• _SET EXERCISE_: Filter out everything except lines holding "portanto".

• _LISTED ENTRIES_:

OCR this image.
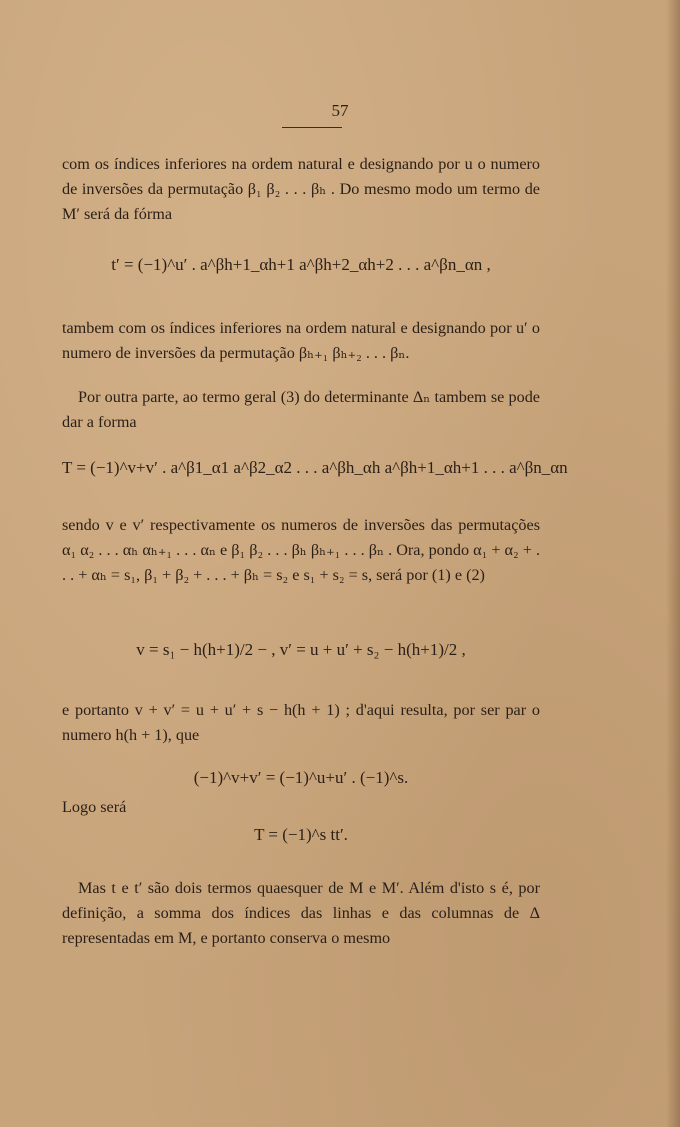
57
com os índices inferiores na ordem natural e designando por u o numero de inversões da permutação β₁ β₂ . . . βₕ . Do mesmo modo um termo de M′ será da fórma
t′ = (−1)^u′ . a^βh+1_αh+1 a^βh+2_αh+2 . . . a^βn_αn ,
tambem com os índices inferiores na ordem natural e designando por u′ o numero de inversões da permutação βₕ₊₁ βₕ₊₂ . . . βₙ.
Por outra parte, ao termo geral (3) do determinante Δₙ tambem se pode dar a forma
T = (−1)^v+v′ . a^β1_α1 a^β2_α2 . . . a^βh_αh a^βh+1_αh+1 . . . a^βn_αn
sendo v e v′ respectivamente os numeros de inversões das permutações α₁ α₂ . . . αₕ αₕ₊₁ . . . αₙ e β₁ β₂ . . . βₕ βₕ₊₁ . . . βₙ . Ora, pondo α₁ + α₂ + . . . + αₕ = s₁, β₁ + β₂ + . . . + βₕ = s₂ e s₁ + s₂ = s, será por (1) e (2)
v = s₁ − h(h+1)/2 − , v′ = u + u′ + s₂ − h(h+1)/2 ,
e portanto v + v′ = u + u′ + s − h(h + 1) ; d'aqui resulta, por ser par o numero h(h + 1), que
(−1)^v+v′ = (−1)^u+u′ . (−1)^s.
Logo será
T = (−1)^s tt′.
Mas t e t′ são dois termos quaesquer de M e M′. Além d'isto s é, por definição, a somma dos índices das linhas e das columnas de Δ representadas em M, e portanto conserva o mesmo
==
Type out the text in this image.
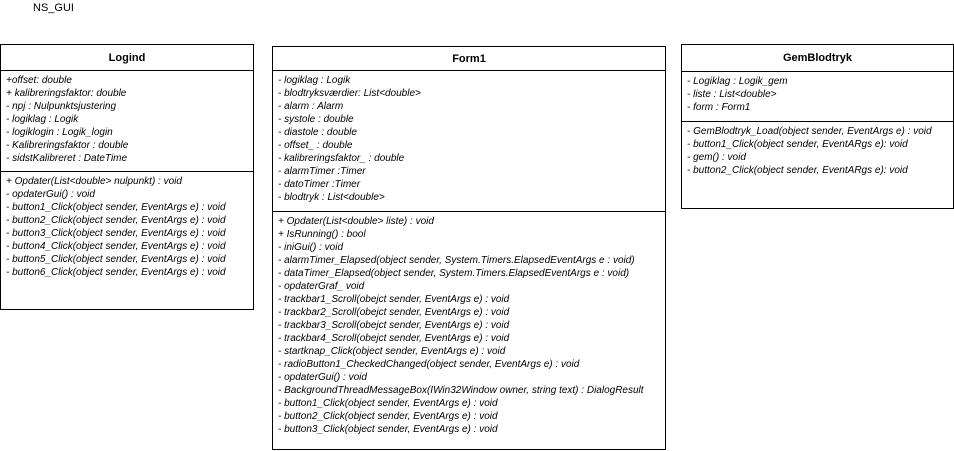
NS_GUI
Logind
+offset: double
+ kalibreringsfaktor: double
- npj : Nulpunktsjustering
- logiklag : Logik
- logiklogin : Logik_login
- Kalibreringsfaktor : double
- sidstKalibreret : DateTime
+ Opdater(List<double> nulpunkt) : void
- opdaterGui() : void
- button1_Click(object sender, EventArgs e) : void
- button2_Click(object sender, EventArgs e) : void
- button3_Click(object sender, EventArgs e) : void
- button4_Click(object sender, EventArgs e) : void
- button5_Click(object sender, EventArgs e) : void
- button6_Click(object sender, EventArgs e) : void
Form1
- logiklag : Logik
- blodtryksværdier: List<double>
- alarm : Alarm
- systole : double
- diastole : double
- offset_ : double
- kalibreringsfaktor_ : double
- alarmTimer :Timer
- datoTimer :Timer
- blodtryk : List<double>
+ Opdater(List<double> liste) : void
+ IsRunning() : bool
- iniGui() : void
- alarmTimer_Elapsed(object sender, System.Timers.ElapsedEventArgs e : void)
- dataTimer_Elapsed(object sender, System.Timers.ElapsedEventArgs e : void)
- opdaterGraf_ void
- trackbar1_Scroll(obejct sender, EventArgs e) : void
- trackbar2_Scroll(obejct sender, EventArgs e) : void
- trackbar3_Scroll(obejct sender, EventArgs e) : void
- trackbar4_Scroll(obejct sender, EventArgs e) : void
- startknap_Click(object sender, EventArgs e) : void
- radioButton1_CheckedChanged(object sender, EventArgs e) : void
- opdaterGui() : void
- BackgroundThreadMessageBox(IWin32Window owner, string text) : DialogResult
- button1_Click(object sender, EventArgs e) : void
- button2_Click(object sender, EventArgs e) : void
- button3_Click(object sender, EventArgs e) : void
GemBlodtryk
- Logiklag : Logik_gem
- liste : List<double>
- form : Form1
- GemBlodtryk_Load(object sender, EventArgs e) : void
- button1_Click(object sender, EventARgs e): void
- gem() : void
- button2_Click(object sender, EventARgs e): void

• _SOLUTION TO THE EXERCISE_:
e portanto v + v′ = u + u′ + s − h(h + 1) ; d'aqui resulta, por ser par o numero h(h + 1), que
Mas t e t′ são dois termos quaesquer de M e M′. Além d'isto s é, por definição, a somma dos índices das linhas e das columnas de Δ representadas em M, e portanto conserva o mesmo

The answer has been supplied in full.